((

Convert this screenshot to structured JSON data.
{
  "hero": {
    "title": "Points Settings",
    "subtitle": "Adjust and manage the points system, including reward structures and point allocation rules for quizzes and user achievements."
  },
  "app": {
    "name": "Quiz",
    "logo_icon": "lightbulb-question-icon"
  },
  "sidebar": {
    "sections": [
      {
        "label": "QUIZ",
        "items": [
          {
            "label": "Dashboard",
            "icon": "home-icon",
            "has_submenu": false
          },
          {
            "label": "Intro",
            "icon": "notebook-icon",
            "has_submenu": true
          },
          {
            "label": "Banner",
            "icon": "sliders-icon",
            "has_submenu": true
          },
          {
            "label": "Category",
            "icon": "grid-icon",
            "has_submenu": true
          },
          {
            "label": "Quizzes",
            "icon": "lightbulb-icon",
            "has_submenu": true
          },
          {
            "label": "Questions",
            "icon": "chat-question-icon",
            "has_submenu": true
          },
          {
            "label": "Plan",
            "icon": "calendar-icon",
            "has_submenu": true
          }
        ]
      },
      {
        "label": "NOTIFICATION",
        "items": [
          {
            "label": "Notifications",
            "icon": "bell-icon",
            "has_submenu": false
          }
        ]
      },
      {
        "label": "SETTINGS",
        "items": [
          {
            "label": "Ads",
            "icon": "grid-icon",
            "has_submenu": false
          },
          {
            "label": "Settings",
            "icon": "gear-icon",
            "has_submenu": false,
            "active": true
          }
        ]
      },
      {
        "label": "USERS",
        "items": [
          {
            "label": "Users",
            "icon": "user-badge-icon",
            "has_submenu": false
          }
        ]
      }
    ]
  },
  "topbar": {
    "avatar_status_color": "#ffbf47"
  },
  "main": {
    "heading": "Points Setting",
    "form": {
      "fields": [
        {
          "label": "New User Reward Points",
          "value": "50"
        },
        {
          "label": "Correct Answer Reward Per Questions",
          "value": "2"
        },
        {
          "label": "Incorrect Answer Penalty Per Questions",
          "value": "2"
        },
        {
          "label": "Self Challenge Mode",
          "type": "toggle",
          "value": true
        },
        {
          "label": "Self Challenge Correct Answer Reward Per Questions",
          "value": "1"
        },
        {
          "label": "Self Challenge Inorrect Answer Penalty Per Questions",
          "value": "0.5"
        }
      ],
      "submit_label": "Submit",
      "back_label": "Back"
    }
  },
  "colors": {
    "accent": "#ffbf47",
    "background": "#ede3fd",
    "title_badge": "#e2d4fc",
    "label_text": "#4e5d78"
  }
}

))

**Stated goal:** Please reproduce all of the entries exactly as they stand.

**Solution:**
Convert this screenshot to structured JSON data.
{
  "hero": {
    "title": "Points Settings",
    "subtitle": "Adjust and manage the points system, including reward structures and point allocation rules for quizzes and user achievements."
  },
  "app": {
    "name": "Quiz",
    "logo_icon": "lightbulb-question-icon"
  },
  "sidebar": {
    "sections": [
      {
        "label": "QUIZ",
        "items": [
          {
            "label": "Dashboard",
            "icon": "home-icon",
            "has_submenu": false
          },
          {
            "label": "Intro",
            "icon": "notebook-icon",
            "has_submenu": true
          },
          {
            "label": "Banner",
            "icon": "sliders-icon",
            "has_submenu": true
          },
          {
            "label": "Category",
            "icon": "grid-icon",
            "has_submenu": true
          },
          {
            "label": "Quizzes",
            "icon": "lightbulb-icon",
            "has_submenu": true
          },
          {
            "label": "Questions",
            "icon": "chat-question-icon",
            "has_submenu": true
          },
          {
            "label": "Plan",
            "icon": "calendar-icon",
            "has_submenu": true
          }
        ]
      },
      {
        "label": "NOTIFICATION",
        "items": [
          {
            "label": "Notifications",
            "icon": "bell-icon",
            "has_submenu": false
          }
        ]
      },
      {
        "label": "SETTINGS",
        "items": [
          {
            "label": "Ads",
            "icon": "grid-icon",
            "has_submenu": false
          },
          {
            "label": "Settings",
            "icon": "gear-icon",
            "has_submenu": false,
            "active": true
          }
        ]
      },
      {
        "label": "USERS",
        "items": [
          {
            "label": "Users",
            "icon": "user-badge-icon",
            "has_submenu": false
          }
        ]
      }
    ]
  },
  "topbar": {
    "avatar_status_color": "#ffbf47"
  },
  "main": {
    "heading": "Points Setting",
    "form": {
      "fields": [
        {
          "label": "New User Reward Points",
          "value": "50"
        },
        {
          "label": "Correct Answer Reward Per Questions",
          "value": "2"
        },
        {
          "label": "Incorrect Answer Penalty Per Questions",
          "value": "2"
        },
        {
          "label": "Self Challenge Mode",
          "type": "toggle",
          "value": true
        },
        {
          "label": "Self Challenge Correct Answer Reward Per Questions",
          "value": "1"
        },
        {
          "label": "Self Challenge Inorrect Answer Penalty Per Questions",
          "value": "0.5"
        }
      ],
      "submit_label": "Submit",
      "back_label": "Back"
    }
  },
  "colors": {
    "accent": "#ffbf47",
    "background": "#ede3fd",
    "title_badge": "#e2d4fc",
    "label_text": "#4e5d78"
  }
}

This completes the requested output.